>>>>
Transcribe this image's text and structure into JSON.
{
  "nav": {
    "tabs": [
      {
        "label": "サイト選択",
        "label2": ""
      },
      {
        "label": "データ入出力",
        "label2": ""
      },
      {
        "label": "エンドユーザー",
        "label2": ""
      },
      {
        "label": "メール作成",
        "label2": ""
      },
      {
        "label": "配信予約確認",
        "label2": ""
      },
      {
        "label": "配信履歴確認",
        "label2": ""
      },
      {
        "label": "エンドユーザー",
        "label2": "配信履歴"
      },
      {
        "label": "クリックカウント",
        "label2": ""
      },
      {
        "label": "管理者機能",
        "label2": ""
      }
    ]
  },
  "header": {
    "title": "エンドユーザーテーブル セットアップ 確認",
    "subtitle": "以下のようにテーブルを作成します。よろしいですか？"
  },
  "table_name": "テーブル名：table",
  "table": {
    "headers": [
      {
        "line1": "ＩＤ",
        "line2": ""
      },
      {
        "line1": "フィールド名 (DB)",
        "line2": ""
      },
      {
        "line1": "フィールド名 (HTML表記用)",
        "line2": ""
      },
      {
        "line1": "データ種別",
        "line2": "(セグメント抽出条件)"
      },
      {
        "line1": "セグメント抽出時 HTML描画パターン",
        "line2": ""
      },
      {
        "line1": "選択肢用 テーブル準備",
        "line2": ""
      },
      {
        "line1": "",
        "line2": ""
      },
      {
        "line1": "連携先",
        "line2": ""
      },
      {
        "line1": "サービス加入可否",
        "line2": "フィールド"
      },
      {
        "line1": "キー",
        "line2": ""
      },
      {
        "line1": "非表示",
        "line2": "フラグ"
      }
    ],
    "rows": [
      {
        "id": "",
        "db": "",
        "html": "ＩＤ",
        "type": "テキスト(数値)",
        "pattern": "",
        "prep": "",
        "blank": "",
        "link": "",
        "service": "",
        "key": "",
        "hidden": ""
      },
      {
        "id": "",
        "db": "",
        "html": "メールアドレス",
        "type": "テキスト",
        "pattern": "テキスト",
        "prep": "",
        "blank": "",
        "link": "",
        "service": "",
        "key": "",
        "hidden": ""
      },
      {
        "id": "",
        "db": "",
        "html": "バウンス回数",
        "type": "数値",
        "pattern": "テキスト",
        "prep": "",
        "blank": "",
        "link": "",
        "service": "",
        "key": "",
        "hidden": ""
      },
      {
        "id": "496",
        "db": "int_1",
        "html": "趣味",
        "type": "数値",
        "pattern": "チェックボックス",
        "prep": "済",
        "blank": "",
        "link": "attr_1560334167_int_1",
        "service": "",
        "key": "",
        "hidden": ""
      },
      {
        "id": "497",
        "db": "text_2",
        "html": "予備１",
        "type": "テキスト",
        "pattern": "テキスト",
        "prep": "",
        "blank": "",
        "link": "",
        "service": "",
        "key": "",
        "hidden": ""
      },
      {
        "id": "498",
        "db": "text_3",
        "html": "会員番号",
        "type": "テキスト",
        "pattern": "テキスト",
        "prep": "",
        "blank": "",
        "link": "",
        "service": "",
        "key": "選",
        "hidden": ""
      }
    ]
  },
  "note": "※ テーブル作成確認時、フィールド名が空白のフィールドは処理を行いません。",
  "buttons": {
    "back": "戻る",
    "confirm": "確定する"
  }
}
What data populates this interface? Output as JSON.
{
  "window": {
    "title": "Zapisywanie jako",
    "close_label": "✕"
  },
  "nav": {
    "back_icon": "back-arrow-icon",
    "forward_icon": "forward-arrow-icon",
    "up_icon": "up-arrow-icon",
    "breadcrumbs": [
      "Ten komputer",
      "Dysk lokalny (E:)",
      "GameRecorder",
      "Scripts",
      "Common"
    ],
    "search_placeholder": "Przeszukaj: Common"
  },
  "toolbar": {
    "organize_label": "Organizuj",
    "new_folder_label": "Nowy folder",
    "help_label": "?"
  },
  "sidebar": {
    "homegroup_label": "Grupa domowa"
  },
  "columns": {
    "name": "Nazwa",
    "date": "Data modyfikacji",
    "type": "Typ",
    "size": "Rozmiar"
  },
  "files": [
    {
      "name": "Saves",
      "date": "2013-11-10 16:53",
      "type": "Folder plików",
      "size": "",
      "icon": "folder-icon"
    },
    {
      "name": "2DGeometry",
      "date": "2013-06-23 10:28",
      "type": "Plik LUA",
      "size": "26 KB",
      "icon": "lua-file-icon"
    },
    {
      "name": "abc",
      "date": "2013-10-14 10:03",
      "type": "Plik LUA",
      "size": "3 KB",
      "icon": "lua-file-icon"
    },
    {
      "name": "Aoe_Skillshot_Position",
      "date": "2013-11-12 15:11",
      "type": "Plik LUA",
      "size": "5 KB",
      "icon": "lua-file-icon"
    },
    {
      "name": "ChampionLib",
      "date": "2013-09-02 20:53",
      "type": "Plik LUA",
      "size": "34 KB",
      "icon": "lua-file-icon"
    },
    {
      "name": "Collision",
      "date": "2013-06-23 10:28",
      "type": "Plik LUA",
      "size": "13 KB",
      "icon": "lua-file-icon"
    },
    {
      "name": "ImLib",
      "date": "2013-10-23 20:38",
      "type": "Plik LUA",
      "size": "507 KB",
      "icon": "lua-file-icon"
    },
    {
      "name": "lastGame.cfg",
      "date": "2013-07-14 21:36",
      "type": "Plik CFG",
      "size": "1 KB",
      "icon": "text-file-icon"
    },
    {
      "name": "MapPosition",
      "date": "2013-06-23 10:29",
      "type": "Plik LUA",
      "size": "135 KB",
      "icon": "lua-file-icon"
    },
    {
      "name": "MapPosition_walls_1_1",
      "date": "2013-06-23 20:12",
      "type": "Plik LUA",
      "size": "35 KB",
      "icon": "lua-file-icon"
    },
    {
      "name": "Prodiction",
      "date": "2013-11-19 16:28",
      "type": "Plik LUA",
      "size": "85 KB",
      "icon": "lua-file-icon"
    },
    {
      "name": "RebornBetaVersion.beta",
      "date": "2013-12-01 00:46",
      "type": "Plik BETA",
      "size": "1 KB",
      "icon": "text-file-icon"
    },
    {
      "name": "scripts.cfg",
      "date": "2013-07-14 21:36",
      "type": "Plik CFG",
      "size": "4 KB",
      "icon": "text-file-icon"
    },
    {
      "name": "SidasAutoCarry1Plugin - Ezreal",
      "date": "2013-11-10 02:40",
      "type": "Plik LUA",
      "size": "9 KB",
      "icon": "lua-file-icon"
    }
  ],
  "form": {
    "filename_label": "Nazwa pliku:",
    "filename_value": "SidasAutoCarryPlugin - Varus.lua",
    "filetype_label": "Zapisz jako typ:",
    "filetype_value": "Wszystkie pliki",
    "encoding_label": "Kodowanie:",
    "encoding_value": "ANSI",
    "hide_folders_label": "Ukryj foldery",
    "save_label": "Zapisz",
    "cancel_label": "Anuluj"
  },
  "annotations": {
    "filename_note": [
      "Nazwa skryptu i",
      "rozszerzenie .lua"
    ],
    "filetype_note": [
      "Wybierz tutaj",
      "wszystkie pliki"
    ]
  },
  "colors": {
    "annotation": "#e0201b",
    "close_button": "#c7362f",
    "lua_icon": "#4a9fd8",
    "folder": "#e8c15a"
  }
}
<<<<
Return all of the data word for word.

* Answer to the task:
Transcribe this image's text and structure into JSON.
{
  "nav": {
    "tabs": [
      {
        "label": "サイト選択",
        "label2": ""
      },
      {
        "label": "データ入出力",
        "label2": ""
      },
      {
        "label": "エンドユーザー",
        "label2": ""
      },
      {
        "label": "メール作成",
        "label2": ""
      },
      {
        "label": "配信予約確認",
        "label2": ""
      },
      {
        "label": "配信履歴確認",
        "label2": ""
      },
      {
        "label": "エンドユーザー",
        "label2": "配信履歴"
      },
      {
        "label": "クリックカウント",
        "label2": ""
      },
      {
        "label": "管理者機能",
        "label2": ""
      }
    ]
  },
  "header": {
    "title": "エンドユーザーテーブル セットアップ 確認",
    "subtitle": "以下のようにテーブルを作成します。よろしいですか？"
  },
  "table_name": "テーブル名：table",
  "table": {
    "headers": [
      {
        "line1": "ＩＤ",
        "line2": ""
      },
      {
        "line1": "フィールド名 (DB)",
        "line2": ""
      },
      {
        "line1": "フィールド名 (HTML表記用)",
        "line2": ""
      },
      {
        "line1": "データ種別",
        "line2": "(セグメント抽出条件)"
      },
      {
        "line1": "セグメント抽出時 HTML描画パターン",
        "line2": ""
      },
      {
        "line1": "選択肢用 テーブル準備",
        "line2": ""
      },
      {
        "line1": "",
        "line2": ""
      },
      {
        "line1": "連携先",
        "line2": ""
      },
      {
        "line1": "サービス加入可否",
        "line2": "フィールド"
      },
      {
        "line1": "キー",
        "line2": ""
      },
      {
        "line1": "非表示",
        "line2": "フラグ"
      }
    ],
    "rows": [
      {
        "id": "",
        "db": "",
        "html": "ＩＤ",
        "type": "テキスト(数値)",
        "pattern": "",
        "prep": "",
        "blank": "",
        "link": "",
        "service": "",
        "key": "",
        "hidden": ""
      },
      {
        "id": "",
        "db": "",
        "html": "メールアドレス",
        "type": "テキスト",
        "pattern": "テキスト",
        "prep": "",
        "blank": "",
        "link": "",
        "service": "",
        "key": "",
        "hidden": ""
      },
      {
        "id": "",
        "db": "",
        "html": "バウンス回数",
        "type": "数値",
        "pattern": "テキスト",
        "prep": "",
        "blank": "",
        "link": "",
        "service": "",
        "key": "",
        "hidden": ""
      },
      {
        "id": "496",
        "db": "int_1",
        "html": "趣味",
        "type": "数値",
        "pattern": "チェックボックス",
        "prep": "済",
        "blank": "",
        "link": "attr_1560334167_int_1",
        "service": "",
        "key": "",
        "hidden": ""
      },
      {
        "id": "497",
        "db": "text_2",
        "html": "予備１",
        "type": "テキスト",
        "pattern": "テキスト",
        "prep": "",
        "blank": "",
        "link": "",
        "service": "",
        "key": "",
        "hidden": ""
      },
      {
        "id": "498",
        "db": "text_3",
        "html": "会員番号",
        "type": "テキスト",
        "pattern": "テキスト",
        "prep": "",
        "blank": "",
        "link": "",
        "service": "",
        "key": "選",
        "hidden": ""
      }
    ]
  },
  "note": "※ テーブル作成確認時、フィールド名が空白のフィールドは処理を行いません。",
  "buttons": {
    "back": "戻る",
    "confirm": "確定する"
  }
}
What data populates this interface? Output as JSON.
{
  "window": {
    "title": "Zapisywanie jako",
    "close_label": "✕"
  },
  "nav": {
    "back_icon": "back-arrow-icon",
    "forward_icon": "forward-arrow-icon",
    "up_icon": "up-arrow-icon",
    "breadcrumbs": [
      "Ten komputer",
      "Dysk lokalny (E:)",
      "GameRecorder",
      "Scripts",
      "Common"
    ],
    "search_placeholder": "Przeszukaj: Common"
  },
  "toolbar": {
    "organize_label": "Organizuj",
    "new_folder_label": "Nowy folder",
    "help_label": "?"
  },
  "sidebar": {
    "homegroup_label": "Grupa domowa"
  },
  "columns": {
    "name": "Nazwa",
    "date": "Data modyfikacji",
    "type": "Typ",
    "size": "Rozmiar"
  },
  "files": [
    {
      "name": "Saves",
      "date": "2013-11-10 16:53",
      "type": "Folder plików",
      "size": "",
      "icon": "folder-icon"
    },
    {
      "name": "2DGeometry",
      "date": "2013-06-23 10:28",
      "type": "Plik LUA",
      "size": "26 KB",
      "icon": "lua-file-icon"
    },
    {
      "name": "abc",
      "date": "2013-10-14 10:03",
      "type": "Plik LUA",
      "size": "3 KB",
      "icon": "lua-file-icon"
    },
    {
      "name": "Aoe_Skillshot_Position",
      "date": "2013-11-12 15:11",
      "type": "Plik LUA",
      "size": "5 KB",
      "icon": "lua-file-icon"
    },
    {
      "name": "ChampionLib",
      "date": "2013-09-02 20:53",
      "type": "Plik LUA",
      "size": "34 KB",
      "icon": "lua-file-icon"
    },
    {
      "name": "Collision",
      "date": "2013-06-23 10:28",
      "type": "Plik LUA",
      "size": "13 KB",
      "icon": "lua-file-icon"
    },
    {
      "name": "ImLib",
      "date": "2013-10-23 20:38",
      "type": "Plik LUA",
      "size": "507 KB",
      "icon": "lua-file-icon"
    },
    {
      "name": "lastGame.cfg",
      "date": "2013-07-14 21:36",
      "type": "Plik CFG",
      "size": "1 KB",
      "icon": "text-file-icon"
    },
    {
      "name": "MapPosition",
      "date": "2013-06-23 10:29",
      "type": "Plik LUA",
      "size": "135 KB",
      "icon": "lua-file-icon"
    },
    {
      "name": "MapPosition_walls_1_1",
      "date": "2013-06-23 20:12",
      "type": "Plik LUA",
      "size": "35 KB",
      "icon": "lua-file-icon"
    },
    {
      "name": "Prodiction",
      "date": "2013-11-19 16:28",
      "type": "Plik LUA",
      "size": "85 KB",
      "icon": "lua-file-icon"
    },
    {
      "name": "RebornBetaVersion.beta",
      "date": "2013-12-01 00:46",
      "type": "Plik BETA",
      "size": "1 KB",
      "icon": "text-file-icon"
    },
    {
      "name": "scripts.cfg",
      "date": "2013-07-14 21:36",
      "type": "Plik CFG",
      "size": "4 KB",
      "icon": "text-file-icon"
    },
    {
      "name": "SidasAutoCarry1Plugin - Ezreal",
      "date": "2013-11-10 02:40",
      "type": "Plik LUA",
      "size": "9 KB",
      "icon": "lua-file-icon"
    }
  ],
  "form": {
    "filename_label": "Nazwa pliku:",
    "filename_value": "SidasAutoCarryPlugin - Varus.lua",
    "filetype_label": "Zapisz jako typ:",
    "filetype_value": "Wszystkie pliki",
    "encoding_label": "Kodowanie:",
    "encoding_value": "ANSI",
    "hide_folders_label": "Ukryj foldery",
    "save_label": "Zapisz",
    "cancel_label": "Anuluj"
  },
  "annotations": {
    "filename_note": [
      "Nazwa skryptu i",
      "rozszerzenie .lua"
    ],
    "filetype_note": [
      "Wybierz tutaj",
      "wszystkie pliki"
    ]
  },
  "colors": {
    "annotation": "#e0201b",
    "close_button": "#c7362f",
    "lua_icon": "#4a9fd8",
    "folder": "#e8c15a"
  }
}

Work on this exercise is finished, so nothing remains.